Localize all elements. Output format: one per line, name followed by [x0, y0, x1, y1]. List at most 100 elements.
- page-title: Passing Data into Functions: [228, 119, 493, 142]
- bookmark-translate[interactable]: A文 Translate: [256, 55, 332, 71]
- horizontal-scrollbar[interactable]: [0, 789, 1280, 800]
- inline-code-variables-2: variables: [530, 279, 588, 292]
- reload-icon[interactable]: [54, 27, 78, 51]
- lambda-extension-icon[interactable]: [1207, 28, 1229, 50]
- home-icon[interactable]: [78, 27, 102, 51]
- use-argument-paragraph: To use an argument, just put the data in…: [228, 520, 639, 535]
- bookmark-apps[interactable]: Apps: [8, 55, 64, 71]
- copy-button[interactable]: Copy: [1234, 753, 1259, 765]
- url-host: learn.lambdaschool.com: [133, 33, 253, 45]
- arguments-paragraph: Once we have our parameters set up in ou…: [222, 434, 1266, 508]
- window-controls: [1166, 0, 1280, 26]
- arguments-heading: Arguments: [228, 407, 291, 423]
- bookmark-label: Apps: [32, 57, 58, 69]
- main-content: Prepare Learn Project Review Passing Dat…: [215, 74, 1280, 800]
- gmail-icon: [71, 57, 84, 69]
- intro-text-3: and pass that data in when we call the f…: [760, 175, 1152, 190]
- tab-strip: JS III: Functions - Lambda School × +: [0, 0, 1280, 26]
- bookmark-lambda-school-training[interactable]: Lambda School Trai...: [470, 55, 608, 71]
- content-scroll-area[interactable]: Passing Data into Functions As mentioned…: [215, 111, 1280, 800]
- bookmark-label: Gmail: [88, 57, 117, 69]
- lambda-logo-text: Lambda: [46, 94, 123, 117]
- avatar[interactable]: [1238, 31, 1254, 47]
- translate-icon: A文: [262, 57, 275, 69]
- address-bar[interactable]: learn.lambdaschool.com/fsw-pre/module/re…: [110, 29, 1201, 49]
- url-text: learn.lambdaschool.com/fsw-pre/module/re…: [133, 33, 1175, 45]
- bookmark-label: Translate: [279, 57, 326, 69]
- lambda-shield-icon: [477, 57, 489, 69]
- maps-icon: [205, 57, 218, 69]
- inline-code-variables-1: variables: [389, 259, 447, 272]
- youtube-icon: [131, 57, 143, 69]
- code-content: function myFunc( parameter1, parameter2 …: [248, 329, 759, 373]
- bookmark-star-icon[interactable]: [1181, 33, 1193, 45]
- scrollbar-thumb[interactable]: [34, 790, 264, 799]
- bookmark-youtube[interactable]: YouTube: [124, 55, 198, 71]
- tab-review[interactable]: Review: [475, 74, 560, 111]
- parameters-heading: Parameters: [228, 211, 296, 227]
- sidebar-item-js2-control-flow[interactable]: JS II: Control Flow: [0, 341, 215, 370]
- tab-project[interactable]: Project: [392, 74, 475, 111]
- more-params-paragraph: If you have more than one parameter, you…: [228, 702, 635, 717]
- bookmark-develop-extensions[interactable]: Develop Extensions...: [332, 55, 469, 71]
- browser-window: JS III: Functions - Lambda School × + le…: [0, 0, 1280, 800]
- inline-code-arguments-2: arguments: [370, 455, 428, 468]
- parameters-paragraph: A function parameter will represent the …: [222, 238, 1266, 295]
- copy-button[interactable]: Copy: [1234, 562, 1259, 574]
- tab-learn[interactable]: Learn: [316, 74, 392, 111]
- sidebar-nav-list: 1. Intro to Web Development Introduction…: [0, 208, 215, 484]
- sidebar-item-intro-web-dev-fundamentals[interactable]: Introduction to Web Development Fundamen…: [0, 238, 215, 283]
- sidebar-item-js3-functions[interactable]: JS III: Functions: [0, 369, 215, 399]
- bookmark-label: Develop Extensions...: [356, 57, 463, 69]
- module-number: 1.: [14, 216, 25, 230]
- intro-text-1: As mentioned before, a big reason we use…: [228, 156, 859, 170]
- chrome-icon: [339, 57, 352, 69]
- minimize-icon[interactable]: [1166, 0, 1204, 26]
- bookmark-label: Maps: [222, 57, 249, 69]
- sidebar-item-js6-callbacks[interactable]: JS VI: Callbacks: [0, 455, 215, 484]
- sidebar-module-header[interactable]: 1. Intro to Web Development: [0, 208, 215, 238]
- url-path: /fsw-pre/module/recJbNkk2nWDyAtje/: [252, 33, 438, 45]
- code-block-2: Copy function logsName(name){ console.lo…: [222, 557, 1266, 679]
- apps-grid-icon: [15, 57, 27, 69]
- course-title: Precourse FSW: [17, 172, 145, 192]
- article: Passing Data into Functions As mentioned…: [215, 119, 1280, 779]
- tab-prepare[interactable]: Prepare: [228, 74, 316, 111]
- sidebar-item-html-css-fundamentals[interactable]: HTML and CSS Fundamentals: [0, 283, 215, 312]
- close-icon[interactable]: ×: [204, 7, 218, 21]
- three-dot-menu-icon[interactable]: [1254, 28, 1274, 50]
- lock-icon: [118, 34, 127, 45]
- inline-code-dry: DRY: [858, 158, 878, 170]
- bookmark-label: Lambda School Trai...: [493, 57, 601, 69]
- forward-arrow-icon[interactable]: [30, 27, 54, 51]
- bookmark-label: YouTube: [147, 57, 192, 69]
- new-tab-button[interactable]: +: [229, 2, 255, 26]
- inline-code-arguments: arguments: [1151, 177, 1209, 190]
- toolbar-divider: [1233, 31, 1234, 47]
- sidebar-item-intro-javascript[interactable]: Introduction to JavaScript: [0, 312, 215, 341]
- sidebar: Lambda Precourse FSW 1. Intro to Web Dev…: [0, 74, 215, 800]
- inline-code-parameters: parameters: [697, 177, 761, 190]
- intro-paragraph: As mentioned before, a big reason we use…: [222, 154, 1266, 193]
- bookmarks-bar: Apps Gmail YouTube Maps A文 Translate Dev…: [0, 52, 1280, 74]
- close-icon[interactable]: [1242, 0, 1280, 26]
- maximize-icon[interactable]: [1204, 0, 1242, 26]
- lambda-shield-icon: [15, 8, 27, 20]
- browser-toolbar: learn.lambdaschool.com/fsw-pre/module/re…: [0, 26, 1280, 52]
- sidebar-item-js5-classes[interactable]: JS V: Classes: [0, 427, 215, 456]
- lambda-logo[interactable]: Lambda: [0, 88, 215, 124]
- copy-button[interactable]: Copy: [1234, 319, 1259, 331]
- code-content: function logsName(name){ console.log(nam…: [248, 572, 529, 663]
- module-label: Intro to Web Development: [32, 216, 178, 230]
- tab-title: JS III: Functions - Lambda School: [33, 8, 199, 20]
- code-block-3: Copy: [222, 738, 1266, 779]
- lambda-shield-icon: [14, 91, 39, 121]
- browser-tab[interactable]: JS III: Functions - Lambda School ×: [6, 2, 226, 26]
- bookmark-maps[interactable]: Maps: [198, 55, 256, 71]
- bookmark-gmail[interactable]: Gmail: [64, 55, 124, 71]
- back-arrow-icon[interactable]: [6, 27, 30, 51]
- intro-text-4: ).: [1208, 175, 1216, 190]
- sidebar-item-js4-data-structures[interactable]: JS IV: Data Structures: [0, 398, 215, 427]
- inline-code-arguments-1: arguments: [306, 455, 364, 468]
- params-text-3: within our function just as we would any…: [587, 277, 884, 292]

▶ **O que fazer**:
Por favor, reproduza palavra por palavra as linhas acima, começando pela primeira e parando depois da linha que contém "- intro-text-3: and", incluindo essa linha.

▶ **Solução da tarefa**:
Localize all elements. Output format: one per line, name followed by [x0, y0, x1, y1]. List at most 100 elements.
- page-title: Passing Data into Functions: [228, 119, 493, 142]
- bookmark-translate[interactable]: A文 Translate: [256, 55, 332, 71]
- horizontal-scrollbar[interactable]: [0, 789, 1280, 800]
- inline-code-variables-2: variables: [530, 279, 588, 292]
- reload-icon[interactable]: [54, 27, 78, 51]
- lambda-extension-icon[interactable]: [1207, 28, 1229, 50]
- home-icon[interactable]: [78, 27, 102, 51]
- use-argument-paragraph: To use an argument, just put the data in…: [228, 520, 639, 535]
- bookmark-apps[interactable]: Apps: [8, 55, 64, 71]
- copy-button[interactable]: Copy: [1234, 753, 1259, 765]
- url-host: learn.lambdaschool.com: [133, 33, 253, 45]
- arguments-paragraph: Once we have our parameters set up in ou…: [222, 434, 1266, 508]
- window-controls: [1166, 0, 1280, 26]
- arguments-heading: Arguments: [228, 407, 291, 423]
- bookmark-label: Apps: [32, 57, 58, 69]
- main-content: Prepare Learn Project Review Passing Dat…: [215, 74, 1280, 800]
- gmail-icon: [71, 57, 84, 69]
- intro-text-3: and pass that data in when we call the f…: [760, 175, 1152, 190]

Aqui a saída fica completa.